— begin —

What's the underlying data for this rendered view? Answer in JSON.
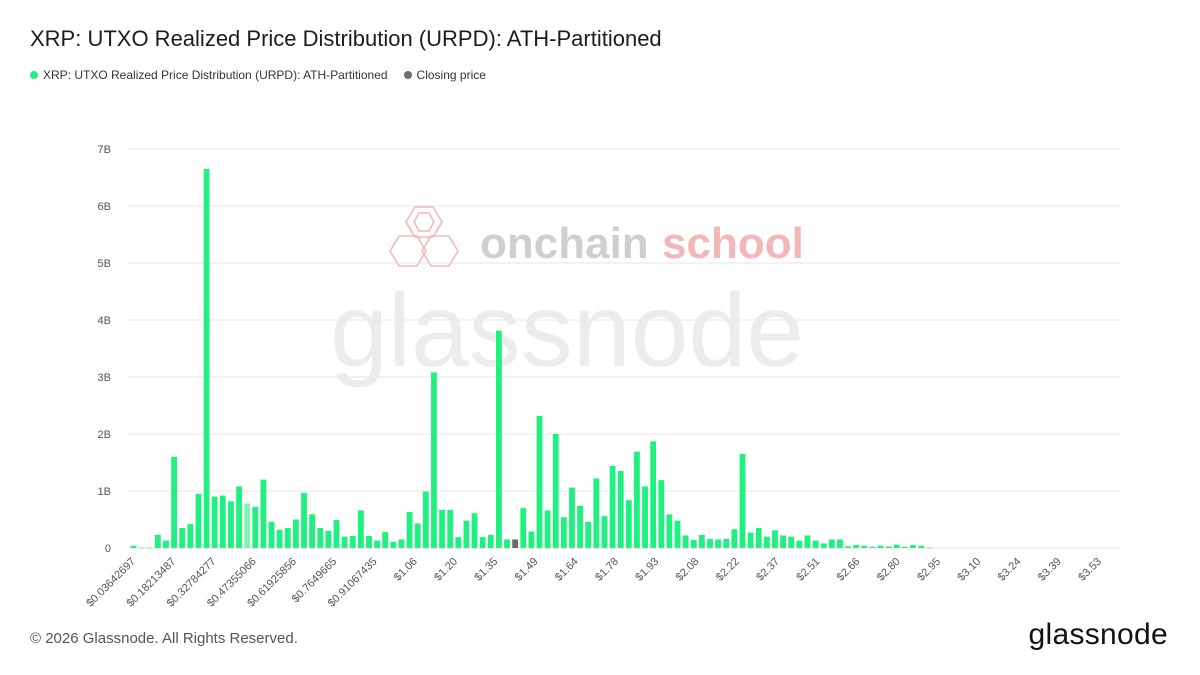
{
  "title": "XRP: UTXO Realized Price Distribution (URPD): ATH-Partitioned",
  "legend": {
    "series_label": "XRP: UTXO Realized Price Distribution (URPD): ATH-Partitioned",
    "closing_label": "Closing price"
  },
  "footer": {
    "copyright": "© 2026 Glassnode. All Rights Reserved.",
    "logo": "glassnode"
  },
  "watermarks": {
    "onchain_left": "onchain",
    "onchain_right": "school",
    "glassnode": "glassnode"
  },
  "colors": {
    "series": "#1ff07f",
    "series_light": "#7ff5b0",
    "closing": "#6b6b6b",
    "grid": "#e6e6e6",
    "axis_text": "#555555"
  },
  "chart_data": {
    "type": "bar",
    "title": "XRP: UTXO Realized Price Distribution (URPD): ATH-Partitioned",
    "xlabel": "",
    "ylabel": "",
    "ylim": [
      0,
      7000000000
    ],
    "y_ticks": [
      {
        "value": 0,
        "label": "0"
      },
      {
        "value": 1000000000,
        "label": "1B"
      },
      {
        "value": 2000000000,
        "label": "2B"
      },
      {
        "value": 3000000000,
        "label": "3B"
      },
      {
        "value": 4000000000,
        "label": "4B"
      },
      {
        "value": 5000000000,
        "label": "5B"
      },
      {
        "value": 6000000000,
        "label": "6B"
      },
      {
        "value": 7000000000,
        "label": "7B"
      }
    ],
    "x_tick_labels": [
      {
        "index": 0,
        "label": "$0.03642697"
      },
      {
        "index": 5,
        "label": "$0.18213487"
      },
      {
        "index": 10,
        "label": "$0.32784277"
      },
      {
        "index": 15,
        "label": "$0.47355066"
      },
      {
        "index": 20,
        "label": "$0.61925856"
      },
      {
        "index": 25,
        "label": "$0.7649665"
      },
      {
        "index": 30,
        "label": "$0.91067435"
      },
      {
        "index": 35,
        "label": "$1.06"
      },
      {
        "index": 40,
        "label": "$1.20"
      },
      {
        "index": 45,
        "label": "$1.35"
      },
      {
        "index": 50,
        "label": "$1.49"
      },
      {
        "index": 55,
        "label": "$1.64"
      },
      {
        "index": 60,
        "label": "$1.78"
      },
      {
        "index": 65,
        "label": "$1.93"
      },
      {
        "index": 70,
        "label": "$2.08"
      },
      {
        "index": 75,
        "label": "$2.22"
      },
      {
        "index": 80,
        "label": "$2.37"
      },
      {
        "index": 85,
        "label": "$2.51"
      },
      {
        "index": 90,
        "label": "$2.66"
      },
      {
        "index": 95,
        "label": "$2.80"
      },
      {
        "index": 100,
        "label": "$2.95"
      },
      {
        "index": 105,
        "label": "$3.10"
      },
      {
        "index": 110,
        "label": "$3.24"
      },
      {
        "index": 115,
        "label": "$3.39"
      },
      {
        "index": 120,
        "label": "$3.53"
      }
    ],
    "closing_index": 47,
    "highlight_index": 14,
    "values": [
      40000000,
      5000000,
      5000000,
      230000000,
      130000000,
      1600000000,
      350000000,
      420000000,
      950000000,
      6650000000,
      900000000,
      920000000,
      820000000,
      1080000000,
      780000000,
      720000000,
      1200000000,
      460000000,
      320000000,
      350000000,
      500000000,
      970000000,
      590000000,
      350000000,
      300000000,
      490000000,
      200000000,
      210000000,
      660000000,
      210000000,
      130000000,
      280000000,
      110000000,
      150000000,
      630000000,
      430000000,
      990000000,
      3080000000,
      670000000,
      670000000,
      190000000,
      480000000,
      610000000,
      190000000,
      230000000,
      3810000000,
      150000000,
      150000000,
      700000000,
      290000000,
      2320000000,
      660000000,
      2000000000,
      540000000,
      1060000000,
      740000000,
      460000000,
      1220000000,
      560000000,
      1440000000,
      1350000000,
      840000000,
      1690000000,
      1080000000,
      1870000000,
      1190000000,
      590000000,
      480000000,
      220000000,
      140000000,
      230000000,
      160000000,
      150000000,
      160000000,
      330000000,
      1650000000,
      270000000,
      350000000,
      200000000,
      310000000,
      220000000,
      200000000,
      130000000,
      220000000,
      130000000,
      80000000,
      150000000,
      150000000,
      30000000,
      50000000,
      40000000,
      20000000,
      40000000,
      25000000,
      60000000,
      20000000,
      50000000,
      40000000,
      5000000
    ]
  }
}
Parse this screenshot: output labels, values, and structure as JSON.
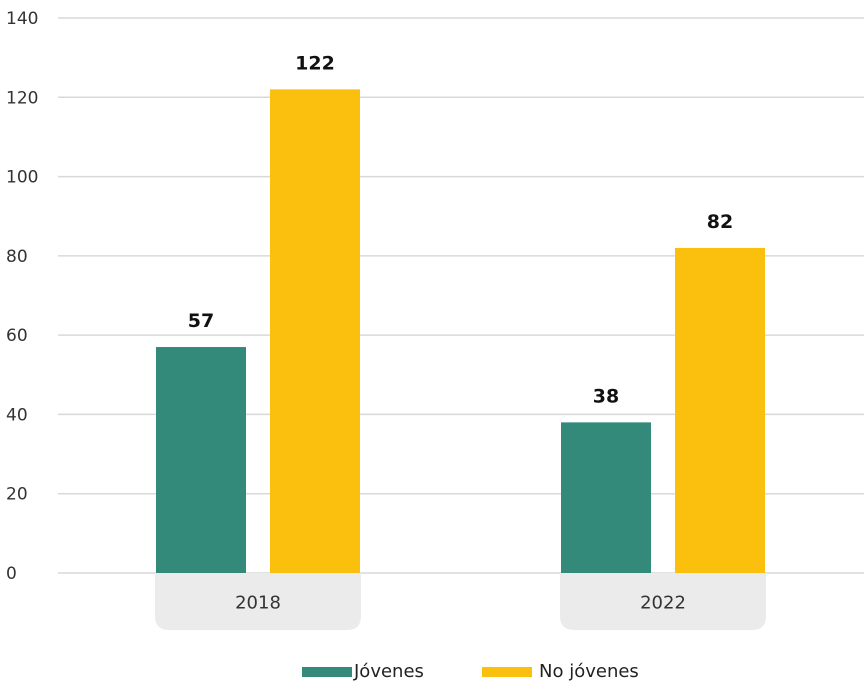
{
  "chart_data": {
    "type": "bar",
    "title": "",
    "xlabel": "",
    "ylabel": "",
    "categories": [
      "2018",
      "2022"
    ],
    "ylim": [
      0,
      140
    ],
    "yticks": [
      0,
      20,
      40,
      60,
      80,
      100,
      120,
      140
    ],
    "grid": true,
    "legend_position": "bottom-center",
    "data_labels": true,
    "series": [
      {
        "name": "Jóvenes",
        "values": [
          57,
          38
        ],
        "color": "#338a7a"
      },
      {
        "name": "No jóvenes",
        "values": [
          122,
          82
        ],
        "color": "#fbc00d"
      }
    ]
  },
  "colors": {
    "gridline": "#d9d9d9",
    "category_band": "#ebebeb"
  }
}
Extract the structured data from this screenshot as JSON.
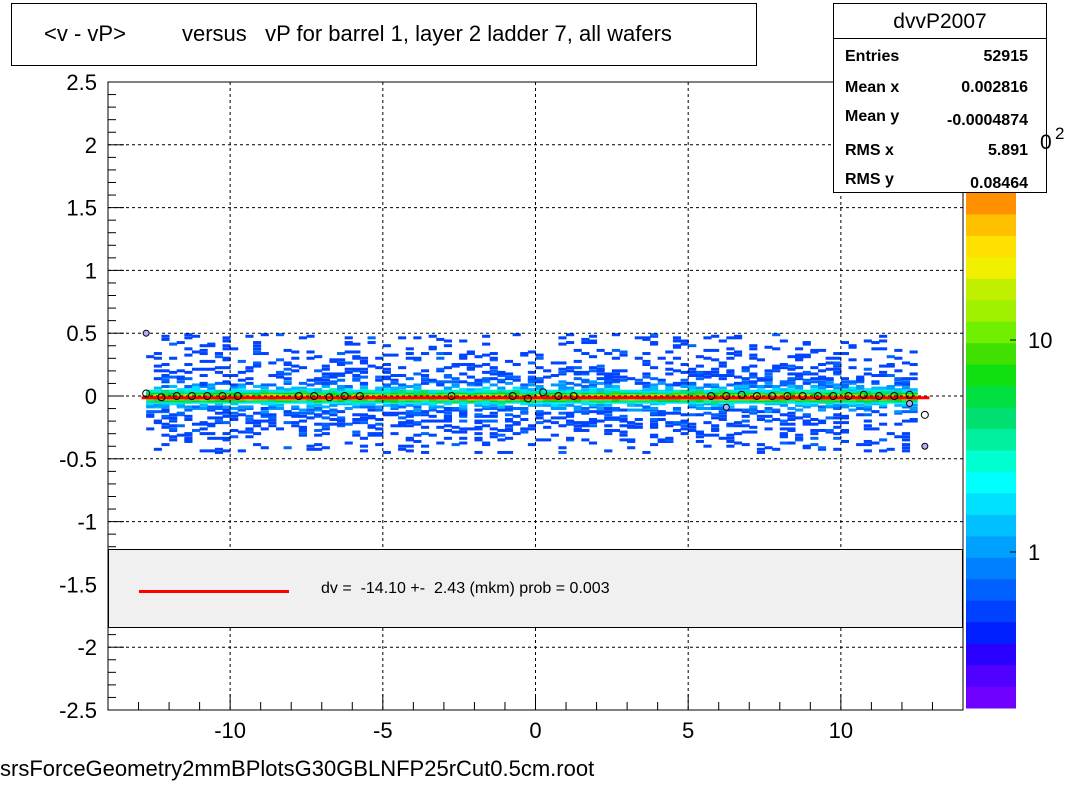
{
  "title": {
    "part1": "<v - vP>",
    "part2": "versus   vP for barrel 1, layer 2 ladder 7, all wafers"
  },
  "stats": {
    "name": "dvvP2007",
    "rows": [
      {
        "key": "Entries",
        "value": "52915"
      },
      {
        "key": "Mean x",
        "value": "0.002816"
      },
      {
        "key": "Mean y",
        "value": "-0.0004874"
      },
      {
        "key": "RMS x",
        "value": "5.891"
      },
      {
        "key": "RMS y",
        "value": "0.08464"
      }
    ]
  },
  "legend": {
    "text": "dv =  -14.10 +-  2.43 (mkm) prob = 0.003",
    "color": "#ff0000"
  },
  "footer": "srsForceGeometry2mmBPlotsG30GBLNFP25rCut0.5cm.root",
  "colorbar": {
    "labels": [
      "1",
      "10"
    ],
    "exponent": "2"
  },
  "chart_data": {
    "type": "heatmap",
    "x_range": [
      -14,
      14
    ],
    "y_range": [
      -2.5,
      2.5
    ],
    "x_ticks": [
      "-10",
      "-5",
      "0",
      "5",
      "10"
    ],
    "y_ticks": [
      "2.5",
      "2",
      "1.5",
      "1",
      "0.5",
      "0",
      "-0.5",
      "-1",
      "-1.5",
      "-2",
      "-2.5"
    ],
    "grid": true,
    "z_scale": "log",
    "profile_points": [
      {
        "x": -12.75,
        "y": 0.02
      },
      {
        "x": -12.25,
        "y": -0.01
      },
      {
        "x": -11.75,
        "y": 0.0
      },
      {
        "x": -11.25,
        "y": 0.0
      },
      {
        "x": -10.75,
        "y": 0.0
      },
      {
        "x": -10.25,
        "y": 0.0
      },
      {
        "x": -9.75,
        "y": 0.0
      },
      {
        "x": -7.75,
        "y": 0.0
      },
      {
        "x": -7.25,
        "y": 0.0
      },
      {
        "x": -6.75,
        "y": -0.01
      },
      {
        "x": -6.25,
        "y": 0.0
      },
      {
        "x": -5.75,
        "y": 0.0
      },
      {
        "x": -2.75,
        "y": 0.0
      },
      {
        "x": -0.75,
        "y": 0.0
      },
      {
        "x": -0.25,
        "y": -0.02
      },
      {
        "x": 0.25,
        "y": 0.03
      },
      {
        "x": 0.75,
        "y": 0.0
      },
      {
        "x": 1.25,
        "y": 0.0
      },
      {
        "x": 5.75,
        "y": 0.0
      },
      {
        "x": 6.25,
        "y": 0.0
      },
      {
        "x": 6.75,
        "y": 0.01
      },
      {
        "x": 7.25,
        "y": 0.0
      },
      {
        "x": 7.75,
        "y": 0.0
      },
      {
        "x": 8.25,
        "y": 0.0
      },
      {
        "x": 8.75,
        "y": 0.0
      },
      {
        "x": 9.25,
        "y": 0.0
      },
      {
        "x": 9.75,
        "y": 0.0
      },
      {
        "x": 10.25,
        "y": 0.0
      },
      {
        "x": 10.75,
        "y": 0.01
      },
      {
        "x": 11.25,
        "y": 0.0
      },
      {
        "x": 11.75,
        "y": 0.0
      },
      {
        "x": 12.25,
        "y": 0.01
      },
      {
        "x": 12.75,
        "y": -0.15
      }
    ],
    "outlier_points": [
      {
        "x": -12.75,
        "y": 0.5
      },
      {
        "x": 12.75,
        "y": -0.4
      },
      {
        "x": 12.25,
        "y": -0.06
      },
      {
        "x": 6.25,
        "y": -0.09
      }
    ],
    "fit_line": {
      "x": [
        -12.9,
        12.9
      ],
      "y": [
        -0.014,
        -0.014
      ]
    }
  }
}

— end —

• Aim of the task
Where a line of the records above holds the word "Distribution", copy that line.

• Solution for this problem
  "title": "XRP: UTXO Realized Price Distribution (URPD): ATH-Partitioned",
    "series_label": "XRP: UTXO Realized Price Distribution (URPD): ATH-Partitioned",
    "title": "XRP: UTXO Realized Price Distribution (URPD): ATH-Partitioned",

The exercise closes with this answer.